Among the entries, which lines carry the string "circle"? Copy each of them.

(Stored data)
** Start **

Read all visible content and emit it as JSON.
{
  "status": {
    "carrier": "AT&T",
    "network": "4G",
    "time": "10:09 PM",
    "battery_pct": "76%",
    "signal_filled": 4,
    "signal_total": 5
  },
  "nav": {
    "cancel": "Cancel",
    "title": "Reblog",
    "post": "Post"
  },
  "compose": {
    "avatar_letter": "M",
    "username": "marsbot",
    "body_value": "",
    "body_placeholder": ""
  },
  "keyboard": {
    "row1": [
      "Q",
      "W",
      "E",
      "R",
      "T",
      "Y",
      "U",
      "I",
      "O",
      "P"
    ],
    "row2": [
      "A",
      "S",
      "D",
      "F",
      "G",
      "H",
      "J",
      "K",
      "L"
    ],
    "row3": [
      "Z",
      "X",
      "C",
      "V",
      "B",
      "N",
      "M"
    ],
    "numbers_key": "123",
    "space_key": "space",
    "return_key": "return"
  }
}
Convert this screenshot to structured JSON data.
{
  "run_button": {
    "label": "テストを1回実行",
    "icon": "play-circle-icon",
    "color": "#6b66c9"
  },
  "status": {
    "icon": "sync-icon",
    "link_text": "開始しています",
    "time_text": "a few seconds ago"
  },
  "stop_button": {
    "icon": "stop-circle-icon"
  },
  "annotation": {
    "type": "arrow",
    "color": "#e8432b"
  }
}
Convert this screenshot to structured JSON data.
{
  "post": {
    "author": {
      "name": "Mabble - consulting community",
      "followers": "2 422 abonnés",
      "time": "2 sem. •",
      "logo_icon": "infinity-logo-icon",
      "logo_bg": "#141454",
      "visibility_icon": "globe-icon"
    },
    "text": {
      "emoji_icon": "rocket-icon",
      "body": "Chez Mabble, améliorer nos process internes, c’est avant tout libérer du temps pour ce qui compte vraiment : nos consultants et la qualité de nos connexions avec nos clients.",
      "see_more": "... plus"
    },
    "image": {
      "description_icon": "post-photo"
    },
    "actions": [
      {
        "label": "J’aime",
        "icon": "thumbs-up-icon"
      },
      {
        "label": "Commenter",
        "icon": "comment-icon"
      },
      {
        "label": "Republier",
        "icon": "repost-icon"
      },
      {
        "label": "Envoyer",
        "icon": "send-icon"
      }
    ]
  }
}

** End **

Completed task
    "icon": "play-circle-icon",
    "icon": "stop-circle-icon"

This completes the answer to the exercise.